***** Recorded information *****
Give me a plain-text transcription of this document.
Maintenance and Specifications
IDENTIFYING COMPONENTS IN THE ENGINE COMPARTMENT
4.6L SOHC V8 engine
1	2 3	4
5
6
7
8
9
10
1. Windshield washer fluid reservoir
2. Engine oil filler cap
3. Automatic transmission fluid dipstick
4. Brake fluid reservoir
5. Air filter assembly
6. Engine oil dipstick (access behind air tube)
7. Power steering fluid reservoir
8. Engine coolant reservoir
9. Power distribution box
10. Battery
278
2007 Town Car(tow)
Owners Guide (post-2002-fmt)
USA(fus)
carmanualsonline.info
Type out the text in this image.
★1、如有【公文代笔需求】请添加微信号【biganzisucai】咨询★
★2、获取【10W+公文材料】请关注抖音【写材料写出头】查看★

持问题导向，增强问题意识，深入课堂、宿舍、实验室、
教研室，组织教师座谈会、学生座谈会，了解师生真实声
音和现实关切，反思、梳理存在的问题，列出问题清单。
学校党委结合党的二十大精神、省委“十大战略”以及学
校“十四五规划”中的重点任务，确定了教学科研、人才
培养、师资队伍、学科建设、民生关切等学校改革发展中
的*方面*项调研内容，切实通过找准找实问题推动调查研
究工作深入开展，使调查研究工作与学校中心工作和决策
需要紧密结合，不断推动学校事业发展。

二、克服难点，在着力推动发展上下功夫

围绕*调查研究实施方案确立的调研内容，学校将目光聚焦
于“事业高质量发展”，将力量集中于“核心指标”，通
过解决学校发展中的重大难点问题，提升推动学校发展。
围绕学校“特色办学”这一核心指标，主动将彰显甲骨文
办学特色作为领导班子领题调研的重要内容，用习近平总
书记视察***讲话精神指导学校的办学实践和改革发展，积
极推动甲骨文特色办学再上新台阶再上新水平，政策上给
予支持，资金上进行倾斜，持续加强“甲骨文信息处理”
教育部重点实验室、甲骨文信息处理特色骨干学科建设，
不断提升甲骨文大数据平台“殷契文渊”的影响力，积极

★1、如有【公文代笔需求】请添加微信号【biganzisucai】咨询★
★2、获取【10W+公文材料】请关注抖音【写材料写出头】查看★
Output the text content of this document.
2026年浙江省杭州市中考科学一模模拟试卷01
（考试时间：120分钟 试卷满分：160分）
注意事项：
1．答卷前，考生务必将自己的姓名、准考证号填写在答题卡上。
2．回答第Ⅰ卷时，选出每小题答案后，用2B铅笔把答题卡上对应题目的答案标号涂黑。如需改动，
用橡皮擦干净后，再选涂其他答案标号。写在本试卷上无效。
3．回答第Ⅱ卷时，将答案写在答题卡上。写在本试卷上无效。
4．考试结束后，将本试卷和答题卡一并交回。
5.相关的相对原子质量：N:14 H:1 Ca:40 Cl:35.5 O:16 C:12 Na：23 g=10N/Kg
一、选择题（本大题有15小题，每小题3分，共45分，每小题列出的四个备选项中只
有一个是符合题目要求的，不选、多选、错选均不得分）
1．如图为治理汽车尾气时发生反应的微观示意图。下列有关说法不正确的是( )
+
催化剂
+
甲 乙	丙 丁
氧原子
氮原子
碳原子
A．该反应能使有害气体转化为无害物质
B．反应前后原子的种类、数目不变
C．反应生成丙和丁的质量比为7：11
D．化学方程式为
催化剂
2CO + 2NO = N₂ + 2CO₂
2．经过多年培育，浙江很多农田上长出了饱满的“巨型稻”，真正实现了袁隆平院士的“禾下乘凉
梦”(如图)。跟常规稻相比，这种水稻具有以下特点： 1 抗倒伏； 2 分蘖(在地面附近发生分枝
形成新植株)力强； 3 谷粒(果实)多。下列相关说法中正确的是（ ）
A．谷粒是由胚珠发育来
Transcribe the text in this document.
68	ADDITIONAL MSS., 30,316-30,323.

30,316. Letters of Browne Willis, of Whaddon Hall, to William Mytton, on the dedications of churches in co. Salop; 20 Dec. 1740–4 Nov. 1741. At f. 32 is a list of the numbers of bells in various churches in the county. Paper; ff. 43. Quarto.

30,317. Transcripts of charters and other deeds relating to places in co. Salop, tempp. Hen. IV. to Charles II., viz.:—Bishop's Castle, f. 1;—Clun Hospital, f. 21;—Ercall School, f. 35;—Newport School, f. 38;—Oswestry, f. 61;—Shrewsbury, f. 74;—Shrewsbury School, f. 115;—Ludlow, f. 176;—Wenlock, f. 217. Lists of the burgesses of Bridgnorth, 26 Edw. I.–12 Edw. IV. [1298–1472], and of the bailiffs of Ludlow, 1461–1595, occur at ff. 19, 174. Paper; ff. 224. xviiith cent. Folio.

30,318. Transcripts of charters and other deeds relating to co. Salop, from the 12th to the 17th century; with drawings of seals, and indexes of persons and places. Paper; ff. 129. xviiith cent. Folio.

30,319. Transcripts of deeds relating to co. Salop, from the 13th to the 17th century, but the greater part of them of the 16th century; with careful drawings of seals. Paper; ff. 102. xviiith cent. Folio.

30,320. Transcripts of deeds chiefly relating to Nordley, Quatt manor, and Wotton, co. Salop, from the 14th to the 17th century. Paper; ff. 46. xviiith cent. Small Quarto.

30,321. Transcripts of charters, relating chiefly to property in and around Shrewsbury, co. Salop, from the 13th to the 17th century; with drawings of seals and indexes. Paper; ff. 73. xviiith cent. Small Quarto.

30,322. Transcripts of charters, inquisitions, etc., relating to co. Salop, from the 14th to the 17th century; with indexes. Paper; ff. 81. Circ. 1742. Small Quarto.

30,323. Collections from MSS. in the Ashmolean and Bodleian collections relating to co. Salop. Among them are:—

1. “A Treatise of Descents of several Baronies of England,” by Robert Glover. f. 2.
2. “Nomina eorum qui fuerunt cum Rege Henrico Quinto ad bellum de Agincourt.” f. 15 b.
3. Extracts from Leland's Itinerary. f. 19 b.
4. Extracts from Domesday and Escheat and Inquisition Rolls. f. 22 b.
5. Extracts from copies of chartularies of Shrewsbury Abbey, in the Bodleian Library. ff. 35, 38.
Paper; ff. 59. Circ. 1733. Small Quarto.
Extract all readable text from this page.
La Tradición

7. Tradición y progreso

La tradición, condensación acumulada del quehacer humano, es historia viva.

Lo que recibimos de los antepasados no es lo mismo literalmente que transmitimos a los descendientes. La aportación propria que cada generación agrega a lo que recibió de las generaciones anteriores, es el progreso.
*****
Each line in the material above must be retyped without alteration.

▶ **Written answer**
Give me a plain-text transcription of this document.
Maintenance and Specifications
IDENTIFYING COMPONENTS IN THE ENGINE COMPARTMENT
4.6L SOHC V8 engine
1	2 3	4
5
6
7
8
9
10
1. Windshield washer fluid reservoir
2. Engine oil filler cap
3. Automatic transmission fluid dipstick
4. Brake fluid reservoir
5. Air filter assembly
6. Engine oil dipstick (access behind air tube)
7. Power steering fluid reservoir
8. Engine coolant reservoir
9. Power distribution box
10. Battery
278
2007 Town Car(tow)
Owners Guide (post-2002-fmt)
USA(fus)
carmanualsonline.info
Type out the text in this image.
★1、如有【公文代笔需求】请添加微信号【biganzisucai】咨询★
★2、获取【10W+公文材料】请关注抖音【写材料写出头】查看★

持问题导向，增强问题意识，深入课堂、宿舍、实验室、
教研室，组织教师座谈会、学生座谈会，了解师生真实声
音和现实关切，反思、梳理存在的问题，列出问题清单。
学校党委结合党的二十大精神、省委“十大战略”以及学
校“十四五规划”中的重点任务，确定了教学科研、人才
培养、师资队伍、学科建设、民生关切等学校改革发展中
的*方面*项调研内容，切实通过找准找实问题推动调查研
究工作深入开展，使调查研究工作与学校中心工作和决策
需要紧密结合，不断推动学校事业发展。

二、克服难点，在着力推动发展上下功夫

围绕*调查研究实施方案确立的调研内容，学校将目光聚焦
于“事业高质量发展”，将力量集中于“核心指标”，通
过解决学校发展中的重大难点问题，提升推动学校发展。
围绕学校“特色办学”这一核心指标，主动将彰显甲骨文
办学特色作为领导班子领题调研的重要内容，用习近平总
书记视察***讲话精神指导学校的办学实践和改革发展，积
极推动甲骨文特色办学再上新台阶再上新水平，政策上给
予支持，资金上进行倾斜，持续加强“甲骨文信息处理”
教育部重点实验室、甲骨文信息处理特色骨干学科建设，
不断提升甲骨文大数据平台“殷契文渊”的影响力，积极

★1、如有【公文代笔需求】请添加微信号【biganzisucai】咨询★
★2、获取【10W+公文材料】请关注抖音【写材料写出头】查看★
Output the text content of this document.
2026年浙江省杭州市中考科学一模模拟试卷01
（考试时间：120分钟 试卷满分：160分）
注意事项：
1．答卷前，考生务必将自己的姓名、准考证号填写在答题卡上。
2．回答第Ⅰ卷时，选出每小题答案后，用2B铅笔把答题卡上对应题目的答案标号涂黑。如需改动，
用橡皮擦干净后，再选涂其他答案标号。写在本试卷上无效。
3．回答第Ⅱ卷时，将答案写在答题卡上。写在本试卷上无效。
4．考试结束后，将本试卷和答题卡一并交回。
5.相关的相对原子质量：N:14 H:1 Ca:40 Cl:35.5 O:16 C:12 Na：23 g=10N/Kg
一、选择题（本大题有15小题，每小题3分，共45分，每小题列出的四个备选项中只
有一个是符合题目要求的，不选、多选、错选均不得分）
1．如图为治理汽车尾气时发生反应的微观示意图。下列有关说法不正确的是( )
+
催化剂
+
甲 乙	丙 丁
氧原子
氮原子
碳原子
A．该反应能使有害气体转化为无害物质
B．反应前后原子的种类、数目不变
C．反应生成丙和丁的质量比为7：11
D．化学方程式为
催化剂
2CO + 2NO = N₂ + 2CO₂
2．经过多年培育，浙江很多农田上长出了饱满的“巨型稻”，真正实现了袁隆平院士的“禾下乘凉
梦”(如图)。跟常规稻相比，这种水稻具有以下特点： 1 抗倒伏； 2 分蘖(在地面附近发生分枝
形成新植株)力强； 3 谷粒(果实)多。下列相关说法中正确的是（ ）
A．谷粒是由胚珠发育来
Transcribe the text in this document.
68	ADDITIONAL MSS., 30,316-30,323.

30,316. Letters of Browne Willis, of Whaddon Hall, to William Mytton, on the dedications of churches in co. Salop; 20 Dec. 1740–4 Nov. 1741. At f. 32 is a list of the numbers of bells in various churches in the county. Paper; ff. 43. Quarto.

30,317. Transcripts of charters and other deeds relating to places in co. Salop, tempp. Hen. IV. to Charles II., viz.:—Bishop's Castle, f. 1;—Clun Hospital, f. 21;—Ercall School, f. 35;—Newport School, f. 38;—Oswestry, f. 61;—Shrewsbury, f. 74;—Shrewsbury School, f. 115;—Ludlow, f. 176;—Wenlock, f. 217. Lists of the burgesses of Bridgnorth, 26 Edw. I.–12 Edw. IV. [1298–1472], and of the bailiffs of Ludlow, 1461–1595, occur at ff. 19, 174. Paper; ff. 224. xviiith cent. Folio.

30,318. Transcripts of charters and other deeds relating to co. Salop, from the 12th to the 17th century; with drawings of seals, and indexes of persons and places. Paper; ff. 129. xviiith cent. Folio.

30,319. Transcripts of deeds relating to co. Salop, from the 13th to the 17th century, but the greater part of them of the 16th century; with careful drawings of seals. Paper; ff. 102. xviiith cent. Folio.

30,320. Transcripts of deeds chiefly relating to Nordley, Quatt manor, and Wotton, co. Salop, from the 14th to the 17th century. Paper; ff. 46. xviiith cent. Small Quarto.

30,321. Transcripts of charters, relating chiefly to property in and around Shrewsbury, co. Salop, from the 13th to the 17th century; with drawings of seals and indexes. Paper; ff. 73. xviiith cent. Small Quarto.

30,322. Transcripts of charters, inquisitions, etc., relating to co. Salop, from the 14th to the 17th century; with indexes. Paper; ff. 81. Circ. 1742. Small Quarto.

30,323. Collections from MSS. in the Ashmolean and Bodleian collections relating to co. Salop. Among them are:—

1. “A Treatise of Descents of several Baronies of England,” by Robert Glover. f. 2.
2. “Nomina eorum qui fuerunt cum Rege Henrico Quinto ad bellum de Agincourt.” f. 15 b.
3. Extracts from Leland's Itinerary. f. 19 b.
4. Extracts from Domesday and Escheat and Inquisition Rolls. f. 22 b.
5. Extracts from copies of chartularies of Shrewsbury Abbey, in the Bodleian Library. ff. 35, 38.
Paper; ff. 59. Circ. 1733. Small Quarto.
Extract all readable text from this page.
La Tradición

7. Tradición y progreso

La tradición, condensación acumulada del quehacer humano, es historia viva.

Lo que recibimos de los antepasados no es lo mismo literalmente que transmitimos a los descendientes. La aportación propria que cada generación agrega a lo que recibió de las generaciones anteriores, es el progreso.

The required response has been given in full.